(Annotated region listings)
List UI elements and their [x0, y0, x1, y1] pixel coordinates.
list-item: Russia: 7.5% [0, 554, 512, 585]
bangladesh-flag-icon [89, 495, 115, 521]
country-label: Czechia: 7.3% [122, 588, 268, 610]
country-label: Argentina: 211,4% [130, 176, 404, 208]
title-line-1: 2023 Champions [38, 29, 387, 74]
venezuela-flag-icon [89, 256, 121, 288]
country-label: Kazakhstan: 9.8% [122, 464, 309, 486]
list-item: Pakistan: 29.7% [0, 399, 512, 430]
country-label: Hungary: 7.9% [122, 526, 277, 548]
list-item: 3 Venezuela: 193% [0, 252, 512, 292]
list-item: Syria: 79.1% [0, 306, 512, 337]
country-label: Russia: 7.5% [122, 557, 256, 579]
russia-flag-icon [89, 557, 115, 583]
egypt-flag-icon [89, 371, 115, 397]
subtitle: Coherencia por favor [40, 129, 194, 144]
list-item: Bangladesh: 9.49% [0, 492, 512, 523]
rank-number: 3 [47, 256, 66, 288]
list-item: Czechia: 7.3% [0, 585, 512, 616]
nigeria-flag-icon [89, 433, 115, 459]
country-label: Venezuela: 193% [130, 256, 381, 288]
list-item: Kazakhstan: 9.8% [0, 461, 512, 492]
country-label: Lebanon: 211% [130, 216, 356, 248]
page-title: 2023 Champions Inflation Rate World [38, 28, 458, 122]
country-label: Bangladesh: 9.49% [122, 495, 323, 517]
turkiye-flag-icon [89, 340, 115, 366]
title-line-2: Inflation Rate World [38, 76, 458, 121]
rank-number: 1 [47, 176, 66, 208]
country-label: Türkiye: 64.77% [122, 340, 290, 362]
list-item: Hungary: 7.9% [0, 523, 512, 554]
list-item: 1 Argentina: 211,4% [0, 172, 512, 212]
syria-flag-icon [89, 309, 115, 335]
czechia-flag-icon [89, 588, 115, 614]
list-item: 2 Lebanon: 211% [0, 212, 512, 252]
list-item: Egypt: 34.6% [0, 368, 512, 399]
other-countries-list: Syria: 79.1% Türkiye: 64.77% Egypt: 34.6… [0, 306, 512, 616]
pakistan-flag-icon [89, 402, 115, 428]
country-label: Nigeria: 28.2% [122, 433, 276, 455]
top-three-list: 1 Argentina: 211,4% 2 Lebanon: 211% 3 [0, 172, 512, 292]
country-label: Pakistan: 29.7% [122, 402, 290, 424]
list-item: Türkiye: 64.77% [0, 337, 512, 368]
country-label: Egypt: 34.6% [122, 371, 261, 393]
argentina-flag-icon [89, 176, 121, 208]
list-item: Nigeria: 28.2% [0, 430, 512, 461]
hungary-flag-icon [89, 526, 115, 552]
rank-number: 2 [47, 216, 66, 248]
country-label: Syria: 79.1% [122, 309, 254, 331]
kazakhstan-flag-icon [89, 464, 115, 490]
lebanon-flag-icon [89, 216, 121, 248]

— Task description —
Convert the listing above into a Markdown table with two columns, Row and Line, putting each line's number in Row and the line itself in Line, and leave out any blank lines.

— Final answer —
| Row | Line |
|---|---|
| 1 | List UI elements and their [x0, y0, x1, y1] pixel coordinates. |
| 2 | list-item: Russia: 7.5% [0, 554, 512, 585] |
| 3 | bangladesh-flag-icon [89, 495, 115, 521] |
| 4 | country-label: Czechia: 7.3% [122, 588, 268, 610] |
| 5 | country-label: Argentina: 211,4% [130, 176, 404, 208] |
| 6 | title-line-1: 2023 Champions [38, 29, 387, 74] |
| 7 | venezuela-flag-icon [89, 256, 121, 288] |
| 8 | country-label: Kazakhstan: 9.8% [122, 464, 309, 486] |
| 9 | list-item: Pakistan: 29.7% [0, 399, 512, 430] |
| 10 | country-label: Hungary: 7.9% [122, 526, 277, 548] |
| 11 | list-item: 3 Venezuela: 193% [0, 252, 512, 292] |
| 12 | list-item: Syria: 79.1% [0, 306, 512, 337] |
| 13 | country-label: Russia: 7.5% [122, 557, 256, 579] |
| 14 | russia-flag-icon [89, 557, 115, 583] |
| 15 | egypt-flag-icon [89, 371, 115, 397] |
| 16 | subtitle: Coherencia por favor [40, 129, 194, 144] |
| 17 | list-item: Bangladesh: 9.49% [0, 492, 512, 523] |
| 18 | rank-number: 3 [47, 256, 66, 288] |
| 19 | list-item: Czechia: 7.3% [0, 585, 512, 616] |
| 20 | nigeria-flag-icon [89, 433, 115, 459] |
| 21 | country-label: Venezuela: 193% [130, 256, 381, 288] |
| 22 | list-item: Kazakhstan: 9.8% [0, 461, 512, 492] |
| 23 | country-label: Lebanon: 211% [130, 216, 356, 248] |
| 24 | page-title: 2023 Champions Inflation Rate World [38, 28, 458, 122] |
| 25 | country-label: Bangladesh: 9.49% [122, 495, 323, 517] |
| 26 | turkiye-flag-icon [89, 340, 115, 366] |
| 27 | title-line-2: Inflation Rate World [38, 76, 458, 121] |
| 28 | rank-number: 1 [47, 176, 66, 208] |
| 29 | country-label: Türkiye: 64.77% [122, 340, 290, 362] |
| 30 | list-item: Hungary: 7.9% [0, 523, 512, 554] |
| 31 | list-item: 1 Argentina: 211,4% [0, 172, 512, 212] |
| 32 | syria-flag-icon [89, 309, 115, 335] |
| 33 | czechia-flag-icon [89, 588, 115, 614] |
| 34 | list-item: 2 Lebanon: 211% [0, 212, 512, 252] |
| 35 | list-item: Egypt: 34.6% [0, 368, 512, 399] |
| 36 | other-countries-list: Syria: 79.1% Türkiye: 64.77% Egypt: 34.6… [0, 306, 512, 616] |
| 37 | pakistan-flag-icon [89, 402, 115, 428] |
| 38 | country-label: Nigeria: 28.2% [122, 433, 276, 455] |
| 39 | top-three-list: 1 Argentina: 211,4% 2 Lebanon: 211% 3 [0, 172, 512, 292] |
| 40 | country-label: Pakistan: 29.7% [122, 402, 290, 424] |
| 41 | list-item: Türkiye: 64.77% [0, 337, 512, 368] |
| 42 | country-label: Egypt: 34.6% [122, 371, 261, 393] |
| 43 | argentina-flag-icon [89, 176, 121, 208] |
| 44 | list-item: Nigeria: 28.2% [0, 430, 512, 461] |
| 45 | hungary-flag-icon [89, 526, 115, 552] |
| 46 | rank-number: 2 [47, 216, 66, 248] |
| 47 | country-label: Syria: 79.1% [122, 309, 254, 331] |
| 48 | kazakhstan-flag-icon [89, 464, 115, 490] |
| 49 | lebanon-flag-icon [89, 216, 121, 248] |